• [To do] Copy the stretch of entries from the line containing "Segment this screenshot: for" through the line containing "plot-background xyxy=(30,30,770,770)", keeping both of those lines. Leave the pictures out of your copy.

• [Provided data]

** START **

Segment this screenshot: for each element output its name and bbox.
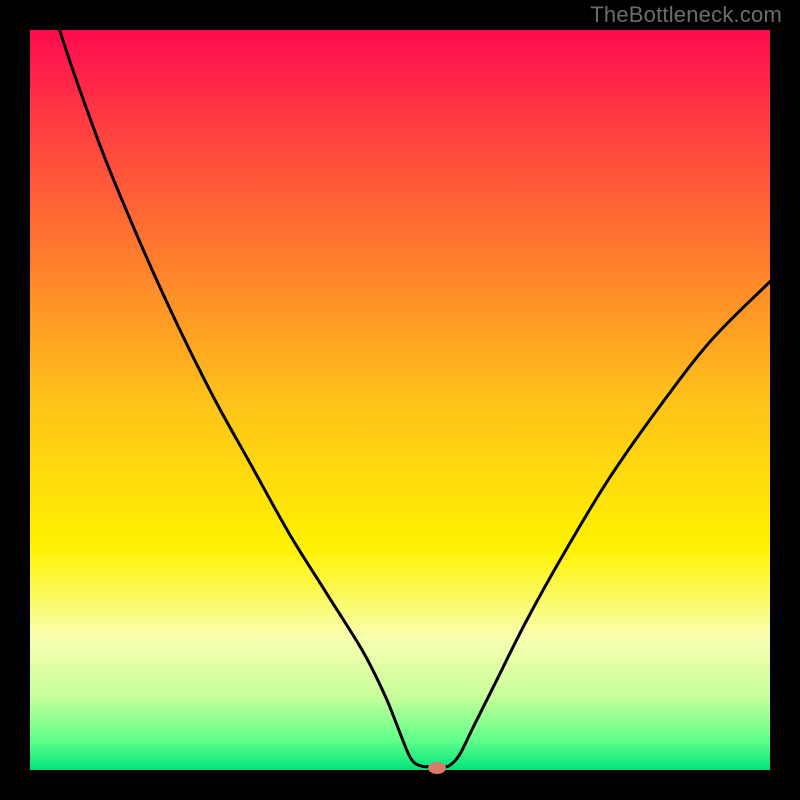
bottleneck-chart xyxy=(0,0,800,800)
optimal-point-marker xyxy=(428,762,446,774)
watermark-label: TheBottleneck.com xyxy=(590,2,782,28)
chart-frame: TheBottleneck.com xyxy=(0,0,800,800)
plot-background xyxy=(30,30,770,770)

** END **
** START **

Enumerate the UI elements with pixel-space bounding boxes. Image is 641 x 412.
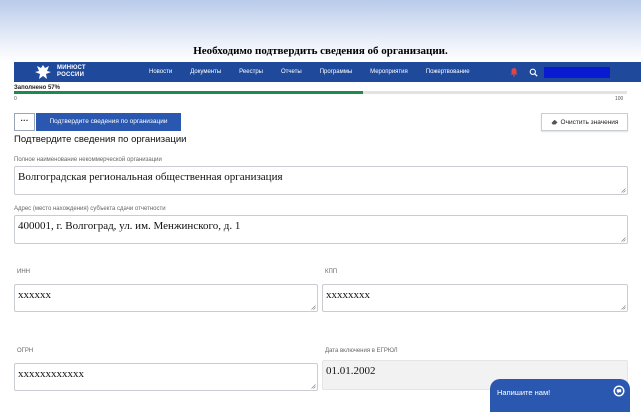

** END **
** START **

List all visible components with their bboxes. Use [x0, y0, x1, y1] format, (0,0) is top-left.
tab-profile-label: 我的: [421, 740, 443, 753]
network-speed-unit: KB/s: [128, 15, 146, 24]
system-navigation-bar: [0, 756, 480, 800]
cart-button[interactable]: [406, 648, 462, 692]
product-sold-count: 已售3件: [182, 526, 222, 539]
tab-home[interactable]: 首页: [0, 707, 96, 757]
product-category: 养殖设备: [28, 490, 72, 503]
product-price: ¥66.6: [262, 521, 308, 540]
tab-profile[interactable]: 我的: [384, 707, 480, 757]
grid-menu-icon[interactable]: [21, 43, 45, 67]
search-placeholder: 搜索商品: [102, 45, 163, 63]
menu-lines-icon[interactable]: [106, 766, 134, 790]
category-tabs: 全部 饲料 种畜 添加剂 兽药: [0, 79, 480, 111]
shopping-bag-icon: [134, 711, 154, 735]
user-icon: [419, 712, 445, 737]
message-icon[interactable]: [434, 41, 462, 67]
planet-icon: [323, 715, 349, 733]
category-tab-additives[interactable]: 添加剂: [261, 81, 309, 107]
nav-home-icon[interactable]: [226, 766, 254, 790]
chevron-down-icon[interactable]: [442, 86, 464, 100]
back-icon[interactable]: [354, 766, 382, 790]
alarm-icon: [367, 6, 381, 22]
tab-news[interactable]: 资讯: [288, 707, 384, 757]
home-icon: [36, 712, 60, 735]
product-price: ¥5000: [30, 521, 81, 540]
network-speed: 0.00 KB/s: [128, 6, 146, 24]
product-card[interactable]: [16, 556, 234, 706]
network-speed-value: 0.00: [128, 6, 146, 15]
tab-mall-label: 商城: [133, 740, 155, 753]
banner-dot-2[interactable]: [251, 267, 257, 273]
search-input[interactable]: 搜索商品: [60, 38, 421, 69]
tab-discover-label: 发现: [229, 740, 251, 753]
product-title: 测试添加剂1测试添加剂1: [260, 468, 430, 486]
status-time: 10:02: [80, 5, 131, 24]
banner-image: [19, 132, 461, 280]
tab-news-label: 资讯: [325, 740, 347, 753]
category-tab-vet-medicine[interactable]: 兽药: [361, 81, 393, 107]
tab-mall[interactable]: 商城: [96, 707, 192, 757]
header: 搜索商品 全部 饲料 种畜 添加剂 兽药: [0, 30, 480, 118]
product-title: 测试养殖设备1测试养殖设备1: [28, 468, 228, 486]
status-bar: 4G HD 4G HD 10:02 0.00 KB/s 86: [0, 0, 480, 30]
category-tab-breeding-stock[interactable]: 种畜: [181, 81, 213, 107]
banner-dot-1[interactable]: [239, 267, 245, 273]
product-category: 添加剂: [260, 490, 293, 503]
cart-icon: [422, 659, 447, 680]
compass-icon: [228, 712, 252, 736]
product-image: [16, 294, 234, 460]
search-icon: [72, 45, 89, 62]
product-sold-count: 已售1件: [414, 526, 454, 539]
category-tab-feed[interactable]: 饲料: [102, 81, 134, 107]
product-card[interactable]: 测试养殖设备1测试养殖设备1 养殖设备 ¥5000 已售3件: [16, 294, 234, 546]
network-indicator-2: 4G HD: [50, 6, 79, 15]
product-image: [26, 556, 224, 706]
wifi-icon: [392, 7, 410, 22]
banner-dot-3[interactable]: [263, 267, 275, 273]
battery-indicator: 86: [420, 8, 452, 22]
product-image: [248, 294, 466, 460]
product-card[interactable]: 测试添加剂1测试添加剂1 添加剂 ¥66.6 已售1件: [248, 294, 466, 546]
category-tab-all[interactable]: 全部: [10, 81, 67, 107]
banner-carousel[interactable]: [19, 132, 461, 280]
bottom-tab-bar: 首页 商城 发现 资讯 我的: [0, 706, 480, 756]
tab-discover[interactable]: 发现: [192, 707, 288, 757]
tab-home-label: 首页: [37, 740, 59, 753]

** END **

• [Result of this task]
Segment this screenshot: for each element output its name and bbox.
bottleneck-chart xyxy=(0,0,800,800)
optimal-point-marker xyxy=(428,762,446,774)
watermark-label: TheBottleneck.com xyxy=(590,2,782,28)
chart-frame: TheBottleneck.com xyxy=(0,0,800,800)
plot-background xyxy=(30,30,770,770)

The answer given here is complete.